EXERCISE OBJECTIVE:
Extract the data from its first line through the line containing "cancel-button[interactable]: Cancel [193,328,264,350]", both ends included, and reproduce those lines unchanged.

─── RECORDS SHOWN ───

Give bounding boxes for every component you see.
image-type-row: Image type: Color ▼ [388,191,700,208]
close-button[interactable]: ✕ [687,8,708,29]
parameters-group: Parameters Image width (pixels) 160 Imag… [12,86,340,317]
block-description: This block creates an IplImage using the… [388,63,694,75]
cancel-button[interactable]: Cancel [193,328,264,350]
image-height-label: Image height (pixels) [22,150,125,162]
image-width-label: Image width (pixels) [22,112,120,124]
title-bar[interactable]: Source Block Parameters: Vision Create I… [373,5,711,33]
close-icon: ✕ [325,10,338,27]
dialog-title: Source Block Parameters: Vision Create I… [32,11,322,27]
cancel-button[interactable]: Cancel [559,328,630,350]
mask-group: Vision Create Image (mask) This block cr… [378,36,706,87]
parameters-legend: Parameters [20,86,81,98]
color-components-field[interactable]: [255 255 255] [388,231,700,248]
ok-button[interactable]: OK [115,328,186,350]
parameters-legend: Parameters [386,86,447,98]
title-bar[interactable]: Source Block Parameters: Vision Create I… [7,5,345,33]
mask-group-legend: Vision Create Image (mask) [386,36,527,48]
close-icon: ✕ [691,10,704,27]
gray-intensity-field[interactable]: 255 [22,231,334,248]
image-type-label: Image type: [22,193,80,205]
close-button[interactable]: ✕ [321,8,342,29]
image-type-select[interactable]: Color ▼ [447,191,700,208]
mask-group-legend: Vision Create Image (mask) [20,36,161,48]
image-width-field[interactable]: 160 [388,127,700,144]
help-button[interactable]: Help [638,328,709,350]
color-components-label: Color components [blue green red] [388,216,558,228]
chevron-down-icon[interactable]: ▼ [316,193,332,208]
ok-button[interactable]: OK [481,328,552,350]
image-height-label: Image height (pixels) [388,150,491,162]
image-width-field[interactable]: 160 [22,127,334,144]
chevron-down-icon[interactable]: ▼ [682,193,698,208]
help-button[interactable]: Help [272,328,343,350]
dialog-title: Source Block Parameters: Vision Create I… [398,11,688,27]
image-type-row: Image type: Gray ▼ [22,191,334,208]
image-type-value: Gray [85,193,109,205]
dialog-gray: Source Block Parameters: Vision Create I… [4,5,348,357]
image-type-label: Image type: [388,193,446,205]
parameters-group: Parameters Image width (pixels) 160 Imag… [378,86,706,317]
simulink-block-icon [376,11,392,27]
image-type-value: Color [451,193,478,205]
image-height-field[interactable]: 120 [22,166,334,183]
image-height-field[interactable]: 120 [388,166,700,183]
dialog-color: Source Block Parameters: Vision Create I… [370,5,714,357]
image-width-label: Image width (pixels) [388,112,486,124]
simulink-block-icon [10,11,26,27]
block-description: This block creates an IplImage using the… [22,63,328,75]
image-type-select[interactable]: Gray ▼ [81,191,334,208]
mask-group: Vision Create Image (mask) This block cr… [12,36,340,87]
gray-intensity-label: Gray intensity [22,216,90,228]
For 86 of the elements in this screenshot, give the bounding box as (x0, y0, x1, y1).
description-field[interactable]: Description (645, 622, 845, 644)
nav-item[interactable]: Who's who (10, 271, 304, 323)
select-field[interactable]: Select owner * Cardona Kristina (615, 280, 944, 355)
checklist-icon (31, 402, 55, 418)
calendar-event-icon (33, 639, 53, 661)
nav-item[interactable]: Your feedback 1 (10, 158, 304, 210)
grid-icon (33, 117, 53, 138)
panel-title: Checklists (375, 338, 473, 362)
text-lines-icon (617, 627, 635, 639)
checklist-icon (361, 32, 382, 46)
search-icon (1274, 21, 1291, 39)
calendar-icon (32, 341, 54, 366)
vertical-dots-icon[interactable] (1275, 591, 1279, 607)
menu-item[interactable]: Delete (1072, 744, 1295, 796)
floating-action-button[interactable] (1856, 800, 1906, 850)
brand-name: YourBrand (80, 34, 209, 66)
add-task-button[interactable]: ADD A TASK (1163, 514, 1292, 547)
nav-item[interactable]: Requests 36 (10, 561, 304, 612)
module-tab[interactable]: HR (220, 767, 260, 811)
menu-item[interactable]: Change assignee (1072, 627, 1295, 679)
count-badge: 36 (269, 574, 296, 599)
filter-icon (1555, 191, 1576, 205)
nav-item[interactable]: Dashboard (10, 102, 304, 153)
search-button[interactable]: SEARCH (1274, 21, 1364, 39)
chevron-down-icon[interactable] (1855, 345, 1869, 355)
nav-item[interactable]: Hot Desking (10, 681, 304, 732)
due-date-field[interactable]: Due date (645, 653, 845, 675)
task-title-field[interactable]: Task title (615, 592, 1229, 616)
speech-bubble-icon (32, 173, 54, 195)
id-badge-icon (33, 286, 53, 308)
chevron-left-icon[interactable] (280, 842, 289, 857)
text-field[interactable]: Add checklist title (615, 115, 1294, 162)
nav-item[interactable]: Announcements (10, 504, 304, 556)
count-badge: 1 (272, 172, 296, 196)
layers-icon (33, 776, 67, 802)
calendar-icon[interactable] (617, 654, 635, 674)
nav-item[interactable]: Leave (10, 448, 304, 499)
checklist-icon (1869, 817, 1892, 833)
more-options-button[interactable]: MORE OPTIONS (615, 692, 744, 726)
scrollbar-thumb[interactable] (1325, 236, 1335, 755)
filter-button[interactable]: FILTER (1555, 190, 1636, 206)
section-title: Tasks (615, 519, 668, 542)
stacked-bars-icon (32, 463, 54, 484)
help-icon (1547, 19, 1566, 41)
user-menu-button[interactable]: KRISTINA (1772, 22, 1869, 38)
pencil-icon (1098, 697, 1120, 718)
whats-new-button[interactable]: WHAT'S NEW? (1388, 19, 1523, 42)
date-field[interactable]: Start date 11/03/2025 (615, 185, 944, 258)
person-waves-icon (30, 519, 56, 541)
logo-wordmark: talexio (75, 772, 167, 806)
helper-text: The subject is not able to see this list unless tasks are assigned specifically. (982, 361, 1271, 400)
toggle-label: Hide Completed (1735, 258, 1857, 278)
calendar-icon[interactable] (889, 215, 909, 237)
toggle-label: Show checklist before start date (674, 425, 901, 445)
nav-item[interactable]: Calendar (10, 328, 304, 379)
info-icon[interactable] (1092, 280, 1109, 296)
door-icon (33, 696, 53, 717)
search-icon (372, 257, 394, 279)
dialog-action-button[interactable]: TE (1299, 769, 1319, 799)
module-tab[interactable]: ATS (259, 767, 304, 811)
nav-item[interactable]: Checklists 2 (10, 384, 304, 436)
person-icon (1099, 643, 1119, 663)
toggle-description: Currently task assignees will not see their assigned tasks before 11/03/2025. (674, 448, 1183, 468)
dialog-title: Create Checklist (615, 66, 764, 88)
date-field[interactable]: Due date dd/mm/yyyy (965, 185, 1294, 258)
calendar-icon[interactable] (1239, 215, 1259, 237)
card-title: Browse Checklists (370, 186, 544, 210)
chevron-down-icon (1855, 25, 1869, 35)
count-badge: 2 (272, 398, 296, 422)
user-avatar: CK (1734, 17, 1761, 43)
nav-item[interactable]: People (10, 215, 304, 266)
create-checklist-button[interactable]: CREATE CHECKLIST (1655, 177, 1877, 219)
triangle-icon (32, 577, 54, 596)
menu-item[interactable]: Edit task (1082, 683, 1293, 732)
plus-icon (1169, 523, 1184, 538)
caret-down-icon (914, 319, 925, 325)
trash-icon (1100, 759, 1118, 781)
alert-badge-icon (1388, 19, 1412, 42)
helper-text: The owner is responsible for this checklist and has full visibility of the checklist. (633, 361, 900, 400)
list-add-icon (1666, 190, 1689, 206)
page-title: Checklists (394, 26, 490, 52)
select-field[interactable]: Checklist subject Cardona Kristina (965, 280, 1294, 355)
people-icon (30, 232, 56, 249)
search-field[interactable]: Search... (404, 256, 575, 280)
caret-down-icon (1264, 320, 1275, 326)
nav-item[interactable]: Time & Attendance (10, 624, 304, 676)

───

THE RESPONSE:
Give bounding boxes for every component you see.
image-type-row: Image type: Color ▼ [388,191,700,208]
close-button[interactable]: ✕ [687,8,708,29]
parameters-group: Parameters Image width (pixels) 160 Imag… [12,86,340,317]
block-description: This block creates an IplImage using the… [388,63,694,75]
cancel-button[interactable]: Cancel [193,328,264,350]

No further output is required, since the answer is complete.